▶ **Work to do**:
Locate the word "between" in the material, then show every line that holds it.

Extracted records:
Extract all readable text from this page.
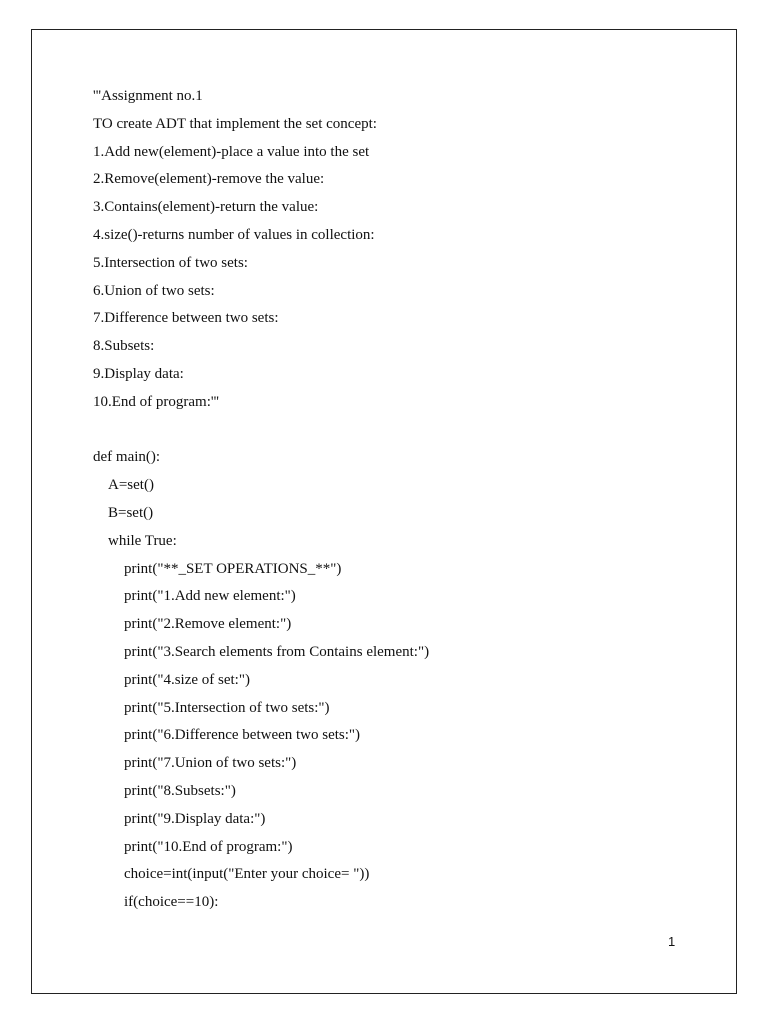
'''Assignment no.1
TO create ADT that implement the set concept:
1.Add new(element)-place a value into the set
2.Remove(element)-remove the value:
3.Contains(element)-return the value:
4.size()-returns number of values in collection:
5.Intersection of two sets:
6.Union of two sets:
7.Difference between two sets:
8.Subsets:
9.Display data:
10.End of program:'''
def main():
A=set()
B=set()
while True:
print("**_SET OPERATIONS_**")
print("1.Add new element:")
print("2.Remove element:")
print("3.Search elements from Contains element:")
print("4.size of set:")
print("5.Intersection of two sets:")
print("6.Difference between two sets:")
print("7.Union of two sets:")
print("8.Subsets:")
print("9.Display data:")
print("10.End of program:")
choice=int(input("Enter your choice= "))
if(choice==10):
1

▶ **Task answer**:
7.Difference between two sets:
print("6.Difference between two sets:")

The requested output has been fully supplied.